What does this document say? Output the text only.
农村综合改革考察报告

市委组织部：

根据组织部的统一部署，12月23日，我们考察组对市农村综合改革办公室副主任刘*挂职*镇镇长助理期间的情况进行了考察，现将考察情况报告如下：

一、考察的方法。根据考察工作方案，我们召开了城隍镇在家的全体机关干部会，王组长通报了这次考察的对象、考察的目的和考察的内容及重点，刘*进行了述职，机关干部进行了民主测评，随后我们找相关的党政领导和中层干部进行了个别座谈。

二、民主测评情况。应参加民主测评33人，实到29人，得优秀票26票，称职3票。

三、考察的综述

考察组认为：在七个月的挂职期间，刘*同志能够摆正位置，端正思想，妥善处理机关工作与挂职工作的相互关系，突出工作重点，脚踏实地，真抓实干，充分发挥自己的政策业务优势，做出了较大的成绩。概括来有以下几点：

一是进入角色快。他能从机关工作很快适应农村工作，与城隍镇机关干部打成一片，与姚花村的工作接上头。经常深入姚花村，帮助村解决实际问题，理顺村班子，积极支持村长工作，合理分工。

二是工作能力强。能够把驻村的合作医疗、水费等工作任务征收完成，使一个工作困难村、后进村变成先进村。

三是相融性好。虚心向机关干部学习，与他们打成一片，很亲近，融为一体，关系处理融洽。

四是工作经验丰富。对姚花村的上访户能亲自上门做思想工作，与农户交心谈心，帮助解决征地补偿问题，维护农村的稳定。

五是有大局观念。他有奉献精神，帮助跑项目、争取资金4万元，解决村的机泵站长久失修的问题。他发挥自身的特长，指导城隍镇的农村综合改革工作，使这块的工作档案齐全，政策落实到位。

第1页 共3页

---

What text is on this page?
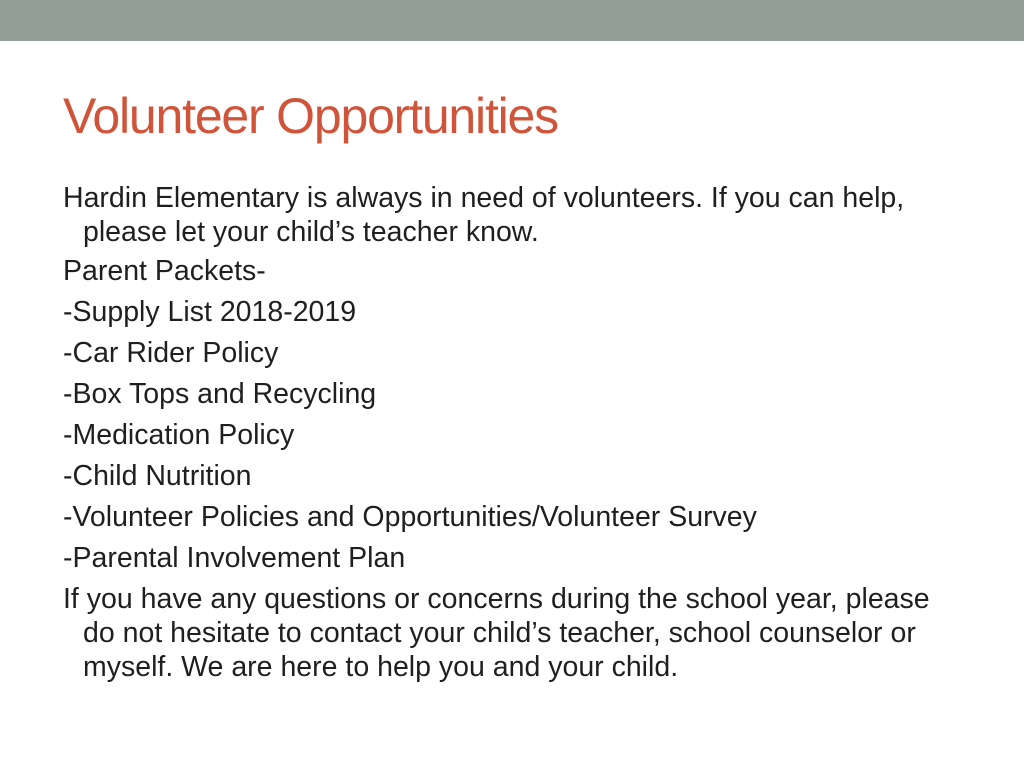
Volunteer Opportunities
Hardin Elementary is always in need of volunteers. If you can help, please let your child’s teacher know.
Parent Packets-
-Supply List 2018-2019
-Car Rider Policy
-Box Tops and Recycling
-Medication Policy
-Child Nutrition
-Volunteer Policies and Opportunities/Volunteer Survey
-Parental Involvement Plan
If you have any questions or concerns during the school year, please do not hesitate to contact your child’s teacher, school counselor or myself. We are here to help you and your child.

- [Challenge]: In the material above, find each line that contains the word "please", and select it.

- [Output for this exercise]:
Hardin Elementary is always in need of volunteers. If you can help, please let your child’s teacher know.
If you have any questions or concerns during the school year, please do not hesitate to contact your child’s teacher, school counselor or myself. We are here to help you and your child.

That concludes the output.